## [Goal]
Read the data and repeat it in full, exactly.

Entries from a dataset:
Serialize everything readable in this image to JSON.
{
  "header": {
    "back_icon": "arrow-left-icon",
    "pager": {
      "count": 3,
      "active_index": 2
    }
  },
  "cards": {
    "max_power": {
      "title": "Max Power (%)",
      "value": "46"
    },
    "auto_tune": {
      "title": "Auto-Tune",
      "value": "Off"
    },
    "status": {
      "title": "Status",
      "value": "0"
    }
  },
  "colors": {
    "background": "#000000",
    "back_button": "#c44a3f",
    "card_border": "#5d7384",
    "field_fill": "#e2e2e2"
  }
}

## [Finished exercise]
Serialize everything readable in this image to JSON.
{
  "header": {
    "back_icon": "arrow-left-icon",
    "pager": {
      "count": 3,
      "active_index": 2
    }
  },
  "cards": {
    "max_power": {
      "title": "Max Power (%)",
      "value": "46"
    },
    "auto_tune": {
      "title": "Auto-Tune",
      "value": "Off"
    },
    "status": {
      "title": "Status",
      "value": "0"
    }
  },
  "colors": {
    "background": "#000000",
    "back_button": "#c44a3f",
    "card_border": "#5d7384",
    "field_fill": "#e2e2e2"
  }
}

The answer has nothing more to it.